What is needed »
Using the entries that follow, count the lines containing the word "anchova" and give that number by itself.

Dataset extract »
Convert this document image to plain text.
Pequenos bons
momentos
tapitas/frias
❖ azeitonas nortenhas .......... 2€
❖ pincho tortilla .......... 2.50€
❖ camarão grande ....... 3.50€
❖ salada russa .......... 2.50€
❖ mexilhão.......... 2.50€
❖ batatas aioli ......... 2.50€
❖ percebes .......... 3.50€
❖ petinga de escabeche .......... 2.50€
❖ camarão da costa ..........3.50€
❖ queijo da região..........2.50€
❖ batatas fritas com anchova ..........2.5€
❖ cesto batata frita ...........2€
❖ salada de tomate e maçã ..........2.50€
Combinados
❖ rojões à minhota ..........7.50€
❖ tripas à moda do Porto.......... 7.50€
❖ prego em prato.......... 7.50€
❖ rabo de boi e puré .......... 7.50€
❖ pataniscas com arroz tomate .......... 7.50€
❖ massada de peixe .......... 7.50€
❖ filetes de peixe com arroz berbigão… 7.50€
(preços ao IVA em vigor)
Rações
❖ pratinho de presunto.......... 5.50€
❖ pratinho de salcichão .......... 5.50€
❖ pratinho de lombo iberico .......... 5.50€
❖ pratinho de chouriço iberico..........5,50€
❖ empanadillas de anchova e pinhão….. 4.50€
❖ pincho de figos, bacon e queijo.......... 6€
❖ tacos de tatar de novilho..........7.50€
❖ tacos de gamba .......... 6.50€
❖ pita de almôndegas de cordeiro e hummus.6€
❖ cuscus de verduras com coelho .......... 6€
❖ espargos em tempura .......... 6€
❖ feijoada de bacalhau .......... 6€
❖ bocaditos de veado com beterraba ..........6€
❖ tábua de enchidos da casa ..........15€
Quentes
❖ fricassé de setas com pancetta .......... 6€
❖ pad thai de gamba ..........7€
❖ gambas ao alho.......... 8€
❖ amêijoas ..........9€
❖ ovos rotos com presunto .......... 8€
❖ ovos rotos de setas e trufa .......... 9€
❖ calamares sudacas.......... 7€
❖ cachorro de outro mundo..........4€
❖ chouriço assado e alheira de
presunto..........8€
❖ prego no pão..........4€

Result for this exercise »
2